**Required action**:
A line qualifies if it holds the string "Animal". Copy every qualifying line from the records.

**Extracted records**:
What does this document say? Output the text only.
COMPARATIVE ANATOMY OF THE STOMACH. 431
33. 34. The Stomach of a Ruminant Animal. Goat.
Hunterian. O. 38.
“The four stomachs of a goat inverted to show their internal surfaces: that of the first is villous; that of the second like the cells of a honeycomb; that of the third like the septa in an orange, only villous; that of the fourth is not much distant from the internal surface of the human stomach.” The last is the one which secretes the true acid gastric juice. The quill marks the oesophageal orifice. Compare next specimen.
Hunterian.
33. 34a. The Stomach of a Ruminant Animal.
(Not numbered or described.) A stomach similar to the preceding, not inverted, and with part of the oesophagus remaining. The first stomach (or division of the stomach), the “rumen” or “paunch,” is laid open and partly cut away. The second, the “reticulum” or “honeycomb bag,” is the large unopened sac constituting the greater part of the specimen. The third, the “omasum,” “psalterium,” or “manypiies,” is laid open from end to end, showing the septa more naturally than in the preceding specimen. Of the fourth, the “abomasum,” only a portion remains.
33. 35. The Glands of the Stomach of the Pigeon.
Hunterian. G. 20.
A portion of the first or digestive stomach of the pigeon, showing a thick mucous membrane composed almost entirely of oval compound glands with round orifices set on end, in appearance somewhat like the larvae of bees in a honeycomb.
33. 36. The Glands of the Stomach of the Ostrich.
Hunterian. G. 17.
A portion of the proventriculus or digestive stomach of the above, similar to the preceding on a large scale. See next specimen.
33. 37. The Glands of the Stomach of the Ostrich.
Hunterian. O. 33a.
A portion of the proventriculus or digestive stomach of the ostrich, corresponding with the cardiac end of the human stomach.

---

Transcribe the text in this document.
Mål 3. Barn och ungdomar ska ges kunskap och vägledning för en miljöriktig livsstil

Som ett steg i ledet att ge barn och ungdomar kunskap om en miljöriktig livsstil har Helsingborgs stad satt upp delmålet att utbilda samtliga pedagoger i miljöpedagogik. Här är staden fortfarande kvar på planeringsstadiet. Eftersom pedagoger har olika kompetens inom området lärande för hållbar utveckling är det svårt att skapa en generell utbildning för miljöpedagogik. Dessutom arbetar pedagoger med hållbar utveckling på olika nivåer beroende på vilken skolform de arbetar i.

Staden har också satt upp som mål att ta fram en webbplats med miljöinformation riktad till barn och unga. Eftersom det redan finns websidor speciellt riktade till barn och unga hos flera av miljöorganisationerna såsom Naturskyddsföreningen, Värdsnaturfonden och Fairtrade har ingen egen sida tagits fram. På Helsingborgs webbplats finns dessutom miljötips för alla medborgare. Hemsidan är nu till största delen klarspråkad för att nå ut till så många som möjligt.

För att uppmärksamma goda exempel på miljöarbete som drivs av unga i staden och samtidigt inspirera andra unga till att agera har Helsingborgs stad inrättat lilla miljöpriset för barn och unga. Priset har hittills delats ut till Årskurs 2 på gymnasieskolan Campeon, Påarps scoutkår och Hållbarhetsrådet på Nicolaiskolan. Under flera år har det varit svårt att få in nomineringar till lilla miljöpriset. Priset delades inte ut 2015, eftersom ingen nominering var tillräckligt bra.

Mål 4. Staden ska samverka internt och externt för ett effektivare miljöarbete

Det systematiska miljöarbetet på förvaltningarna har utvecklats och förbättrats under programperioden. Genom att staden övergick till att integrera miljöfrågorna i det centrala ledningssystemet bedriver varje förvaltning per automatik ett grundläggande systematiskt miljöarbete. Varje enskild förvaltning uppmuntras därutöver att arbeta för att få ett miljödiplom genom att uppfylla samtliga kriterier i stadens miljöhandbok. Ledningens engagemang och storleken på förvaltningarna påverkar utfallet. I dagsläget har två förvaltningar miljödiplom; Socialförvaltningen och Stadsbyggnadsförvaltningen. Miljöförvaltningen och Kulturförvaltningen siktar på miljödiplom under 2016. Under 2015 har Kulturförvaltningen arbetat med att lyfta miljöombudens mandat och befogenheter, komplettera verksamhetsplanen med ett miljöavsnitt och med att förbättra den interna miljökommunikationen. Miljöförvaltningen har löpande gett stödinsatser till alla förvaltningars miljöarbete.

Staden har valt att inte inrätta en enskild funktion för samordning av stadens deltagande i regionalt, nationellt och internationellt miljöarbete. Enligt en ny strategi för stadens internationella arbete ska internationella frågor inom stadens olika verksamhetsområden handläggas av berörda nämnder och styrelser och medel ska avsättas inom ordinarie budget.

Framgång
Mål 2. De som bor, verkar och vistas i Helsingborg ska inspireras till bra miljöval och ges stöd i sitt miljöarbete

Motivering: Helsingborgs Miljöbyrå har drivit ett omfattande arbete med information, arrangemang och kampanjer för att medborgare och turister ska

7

**Task output**:
33. 34. The Stomach of a Ruminant Animal. Goat.
33. 34a. The Stomach of a Ruminant Animal.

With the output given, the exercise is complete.